Material provided:
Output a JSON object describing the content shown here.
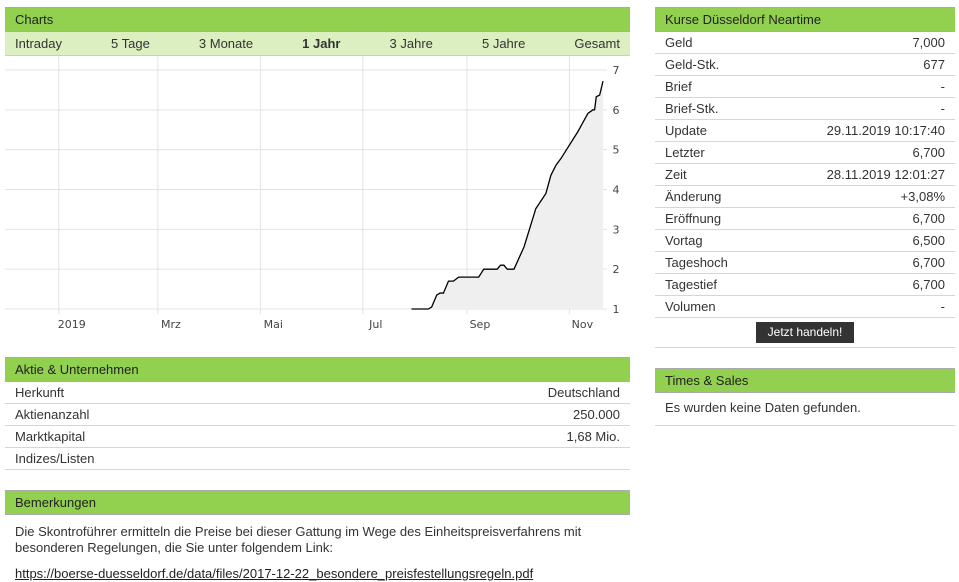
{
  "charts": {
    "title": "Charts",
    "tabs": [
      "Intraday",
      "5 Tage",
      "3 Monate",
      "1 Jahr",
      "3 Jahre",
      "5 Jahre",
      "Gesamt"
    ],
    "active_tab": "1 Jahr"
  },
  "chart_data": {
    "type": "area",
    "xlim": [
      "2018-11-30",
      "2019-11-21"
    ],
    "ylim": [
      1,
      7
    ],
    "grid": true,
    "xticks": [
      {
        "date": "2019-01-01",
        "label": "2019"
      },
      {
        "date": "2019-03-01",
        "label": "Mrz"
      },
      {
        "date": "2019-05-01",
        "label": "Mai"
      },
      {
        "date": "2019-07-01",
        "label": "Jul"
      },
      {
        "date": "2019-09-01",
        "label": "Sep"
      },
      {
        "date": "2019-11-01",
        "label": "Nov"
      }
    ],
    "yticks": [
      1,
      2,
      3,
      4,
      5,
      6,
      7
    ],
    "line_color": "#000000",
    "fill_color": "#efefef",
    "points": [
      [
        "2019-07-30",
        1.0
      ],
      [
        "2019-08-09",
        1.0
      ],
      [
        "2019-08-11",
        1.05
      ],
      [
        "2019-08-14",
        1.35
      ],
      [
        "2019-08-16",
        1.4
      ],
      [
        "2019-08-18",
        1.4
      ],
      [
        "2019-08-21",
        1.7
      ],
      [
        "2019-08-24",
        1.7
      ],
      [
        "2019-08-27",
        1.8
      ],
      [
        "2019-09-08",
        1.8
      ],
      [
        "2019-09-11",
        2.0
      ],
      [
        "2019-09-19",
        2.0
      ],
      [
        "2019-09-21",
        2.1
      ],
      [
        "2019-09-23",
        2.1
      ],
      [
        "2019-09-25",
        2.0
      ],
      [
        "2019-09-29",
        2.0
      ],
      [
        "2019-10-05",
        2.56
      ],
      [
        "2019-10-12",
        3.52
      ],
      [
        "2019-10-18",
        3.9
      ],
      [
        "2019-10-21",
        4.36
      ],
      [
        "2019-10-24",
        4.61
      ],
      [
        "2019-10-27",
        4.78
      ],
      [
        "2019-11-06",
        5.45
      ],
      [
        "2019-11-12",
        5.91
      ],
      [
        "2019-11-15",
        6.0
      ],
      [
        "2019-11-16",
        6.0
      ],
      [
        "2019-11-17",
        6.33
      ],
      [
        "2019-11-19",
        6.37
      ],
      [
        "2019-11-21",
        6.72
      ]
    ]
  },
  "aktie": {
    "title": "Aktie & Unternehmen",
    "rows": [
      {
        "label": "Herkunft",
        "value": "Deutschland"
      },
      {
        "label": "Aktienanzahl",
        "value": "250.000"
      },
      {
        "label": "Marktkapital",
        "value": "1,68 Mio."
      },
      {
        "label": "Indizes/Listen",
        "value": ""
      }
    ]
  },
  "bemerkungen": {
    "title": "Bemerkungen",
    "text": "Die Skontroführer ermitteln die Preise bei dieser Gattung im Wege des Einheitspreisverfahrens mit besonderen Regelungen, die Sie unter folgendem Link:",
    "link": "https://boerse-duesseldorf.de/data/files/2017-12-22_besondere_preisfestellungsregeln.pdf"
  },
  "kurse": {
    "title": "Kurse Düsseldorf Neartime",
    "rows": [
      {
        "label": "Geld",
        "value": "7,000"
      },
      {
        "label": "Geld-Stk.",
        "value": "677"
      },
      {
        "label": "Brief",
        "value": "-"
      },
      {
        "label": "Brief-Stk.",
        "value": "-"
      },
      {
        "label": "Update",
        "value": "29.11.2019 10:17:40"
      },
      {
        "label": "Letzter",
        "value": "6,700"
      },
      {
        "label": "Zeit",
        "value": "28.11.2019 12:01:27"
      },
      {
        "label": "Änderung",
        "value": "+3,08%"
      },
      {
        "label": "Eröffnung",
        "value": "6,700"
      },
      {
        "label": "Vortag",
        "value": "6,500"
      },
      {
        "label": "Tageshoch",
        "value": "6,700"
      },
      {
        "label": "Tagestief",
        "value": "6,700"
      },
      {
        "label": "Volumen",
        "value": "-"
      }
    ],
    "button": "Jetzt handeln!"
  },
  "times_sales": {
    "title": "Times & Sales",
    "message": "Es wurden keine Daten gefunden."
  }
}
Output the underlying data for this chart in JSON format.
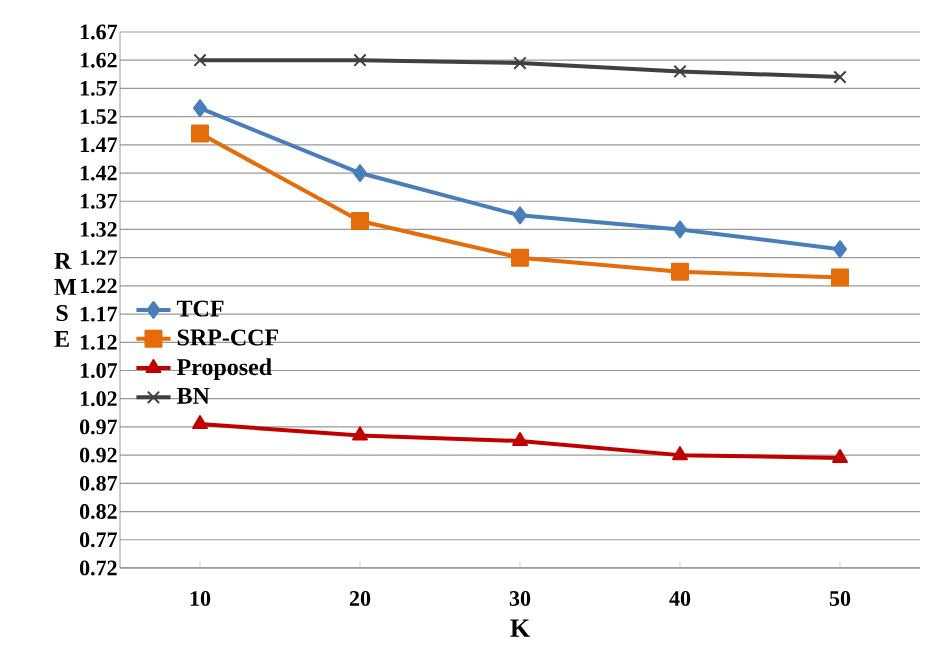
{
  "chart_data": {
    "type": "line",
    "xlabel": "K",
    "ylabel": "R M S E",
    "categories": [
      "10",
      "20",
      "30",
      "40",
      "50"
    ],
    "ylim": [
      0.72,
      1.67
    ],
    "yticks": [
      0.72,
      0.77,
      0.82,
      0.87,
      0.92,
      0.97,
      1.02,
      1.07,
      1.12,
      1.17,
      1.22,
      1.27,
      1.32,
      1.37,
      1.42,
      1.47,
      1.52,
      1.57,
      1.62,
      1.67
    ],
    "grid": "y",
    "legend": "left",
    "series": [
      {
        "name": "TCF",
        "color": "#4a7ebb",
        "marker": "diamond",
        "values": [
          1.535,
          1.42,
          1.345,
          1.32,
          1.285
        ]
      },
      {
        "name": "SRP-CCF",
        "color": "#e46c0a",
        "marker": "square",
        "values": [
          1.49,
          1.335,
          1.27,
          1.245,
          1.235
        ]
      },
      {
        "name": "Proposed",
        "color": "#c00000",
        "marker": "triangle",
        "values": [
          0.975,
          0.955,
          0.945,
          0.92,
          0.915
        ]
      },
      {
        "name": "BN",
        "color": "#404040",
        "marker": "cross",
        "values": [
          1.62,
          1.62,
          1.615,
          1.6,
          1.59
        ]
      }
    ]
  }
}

Given problem: Write out every line of the listing that holds the word "Output".

Response below:
Output a JSON object describing the content shown here.
Output the underlying data for this chart in JSON format.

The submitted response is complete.